§ Work instructions: Copy out all the lines where "name" shows up.

§ Exercise inputs:
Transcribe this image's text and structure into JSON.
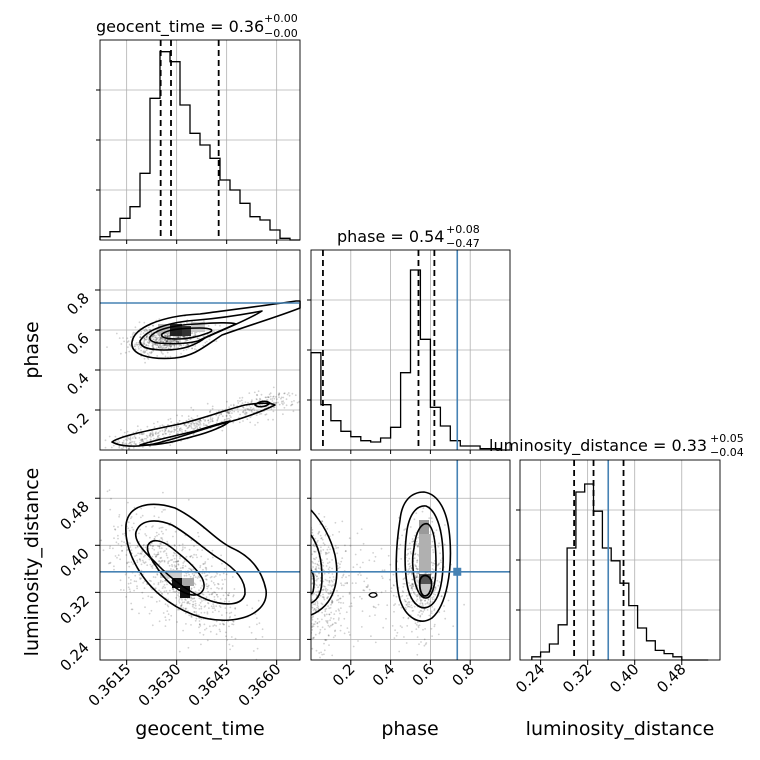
{
  "chart_data": {
    "type": "corner",
    "parameters": [
      "geocent_time",
      "phase",
      "luminosity_distance"
    ],
    "axis_labels": {
      "geocent_time": "geocent_time",
      "phase": "phase",
      "luminosity_distance": "luminosity_distance"
    },
    "titles": [
      {
        "name": "geocent_time",
        "median": "0.36",
        "plus": "+0.00",
        "minus": "−0.00"
      },
      {
        "name": "phase",
        "median": "0.54",
        "plus": "+0.08",
        "minus": "−0.47"
      },
      {
        "name": "luminosity_distance",
        "median": "0.33",
        "plus": "+0.05",
        "minus": "−0.04"
      }
    ],
    "ranges": {
      "geocent_time": [
        0.3607,
        0.3667
      ],
      "phase": [
        0.0,
        1.0
      ],
      "luminosity_distance": [
        0.205,
        0.545
      ]
    },
    "ticks": {
      "geocent_time": {
        "values": [
          0.3615,
          0.363,
          0.3645,
          0.366
        ],
        "labels": [
          "0.3615",
          "0.3630",
          "0.3645",
          "0.3660"
        ]
      },
      "phase_x": {
        "values": [
          0.2,
          0.4,
          0.6,
          0.8
        ],
        "labels": [
          "0.2",
          "0.4",
          "0.6",
          "0.8"
        ]
      },
      "phase_y": {
        "values": [
          0.2,
          0.4,
          0.6,
          0.8
        ],
        "labels": [
          "0.2",
          "0.4",
          "0.6",
          "0.8"
        ]
      },
      "luminosity_distance": {
        "values": [
          0.24,
          0.32,
          0.4,
          0.48
        ],
        "labels": [
          "0.24",
          "0.32",
          "0.40",
          "0.48"
        ]
      }
    },
    "truths": {
      "phase": 0.735,
      "luminosity_distance": 0.355
    },
    "quantiles": {
      "geocent_time": [
        0.36252,
        0.36283,
        0.36426
      ],
      "phase": [
        0.06,
        0.54,
        0.62
      ],
      "luminosity_distance": [
        0.297,
        0.33,
        0.381
      ]
    },
    "histograms": {
      "geocent_time": {
        "edges": [
          0.3607,
          0.361,
          0.3613,
          0.3616,
          0.3619,
          0.3622,
          0.3625,
          0.3628,
          0.3631,
          0.3634,
          0.3637,
          0.364,
          0.3643,
          0.3646,
          0.3649,
          0.3652,
          0.3655,
          0.3658,
          0.3661,
          0.3664,
          0.3667
        ],
        "counts": [
          2,
          5,
          13,
          20,
          40,
          85,
          113,
          107,
          81,
          64,
          57,
          49,
          36,
          30,
          22,
          14,
          12,
          6,
          1,
          0
        ]
      },
      "phase": {
        "edges": [
          0.0,
          0.05,
          0.1,
          0.15,
          0.2,
          0.25,
          0.3,
          0.35,
          0.4,
          0.45,
          0.5,
          0.55,
          0.6,
          0.65,
          0.7,
          0.75,
          0.8,
          0.85,
          0.9,
          0.95,
          1.0
        ],
        "counts": [
          73,
          34,
          22,
          14,
          10,
          7,
          6,
          9,
          17,
          58,
          135,
          83,
          32,
          18,
          7,
          3,
          3,
          1,
          1,
          0
        ],
        "ylim": 150
      },
      "luminosity_distance": {
        "edges": [
          0.225,
          0.24,
          0.255,
          0.27,
          0.285,
          0.3,
          0.315,
          0.33,
          0.345,
          0.36,
          0.375,
          0.39,
          0.405,
          0.42,
          0.435,
          0.45,
          0.465,
          0.48,
          0.495,
          0.51,
          0.525
        ],
        "counts": [
          2,
          5,
          10,
          22,
          70,
          105,
          110,
          93,
          70,
          62,
          48,
          34,
          20,
          12,
          6,
          4,
          2,
          0,
          0,
          0
        ],
        "ylim": 125
      }
    },
    "grid": true
  }
}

§ Exercise solution:
        "name": "geocent_time",
        "name": "phase",
        "name": "luminosity_distance",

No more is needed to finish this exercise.